* [Problem to work on]
Go through the records line by line and work out how many lines hold the word "text". Answer with the number only.

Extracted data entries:
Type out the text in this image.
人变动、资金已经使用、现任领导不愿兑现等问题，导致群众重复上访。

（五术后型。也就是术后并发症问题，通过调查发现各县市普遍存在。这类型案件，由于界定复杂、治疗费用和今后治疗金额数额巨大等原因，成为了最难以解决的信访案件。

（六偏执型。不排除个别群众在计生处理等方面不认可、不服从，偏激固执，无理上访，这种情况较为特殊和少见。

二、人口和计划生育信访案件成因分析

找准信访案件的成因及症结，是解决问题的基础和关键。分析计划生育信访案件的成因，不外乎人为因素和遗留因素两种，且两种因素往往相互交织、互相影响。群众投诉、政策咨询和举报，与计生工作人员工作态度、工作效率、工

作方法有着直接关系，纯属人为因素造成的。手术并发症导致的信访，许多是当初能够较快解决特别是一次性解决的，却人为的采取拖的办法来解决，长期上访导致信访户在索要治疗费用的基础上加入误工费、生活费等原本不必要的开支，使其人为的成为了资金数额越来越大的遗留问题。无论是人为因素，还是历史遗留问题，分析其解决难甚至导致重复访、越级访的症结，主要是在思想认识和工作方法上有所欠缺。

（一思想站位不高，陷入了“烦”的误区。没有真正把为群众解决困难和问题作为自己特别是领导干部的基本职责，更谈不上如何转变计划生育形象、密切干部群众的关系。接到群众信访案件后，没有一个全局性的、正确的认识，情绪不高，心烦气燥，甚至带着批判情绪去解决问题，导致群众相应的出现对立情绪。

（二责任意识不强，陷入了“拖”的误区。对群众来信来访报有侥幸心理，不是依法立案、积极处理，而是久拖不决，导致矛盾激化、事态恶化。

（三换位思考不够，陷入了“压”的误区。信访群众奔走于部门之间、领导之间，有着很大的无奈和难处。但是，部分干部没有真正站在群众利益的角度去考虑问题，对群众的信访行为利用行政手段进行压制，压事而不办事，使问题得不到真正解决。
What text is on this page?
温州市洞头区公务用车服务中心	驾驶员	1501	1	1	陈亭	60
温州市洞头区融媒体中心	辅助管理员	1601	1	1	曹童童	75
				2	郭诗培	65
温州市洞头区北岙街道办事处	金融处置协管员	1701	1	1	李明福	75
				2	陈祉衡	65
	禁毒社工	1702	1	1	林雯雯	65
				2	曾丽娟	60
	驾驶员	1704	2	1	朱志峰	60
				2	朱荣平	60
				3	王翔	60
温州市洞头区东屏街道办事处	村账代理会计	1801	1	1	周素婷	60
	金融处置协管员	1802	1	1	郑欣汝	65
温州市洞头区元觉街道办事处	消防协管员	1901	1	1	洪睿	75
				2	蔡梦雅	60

* [Task output]
2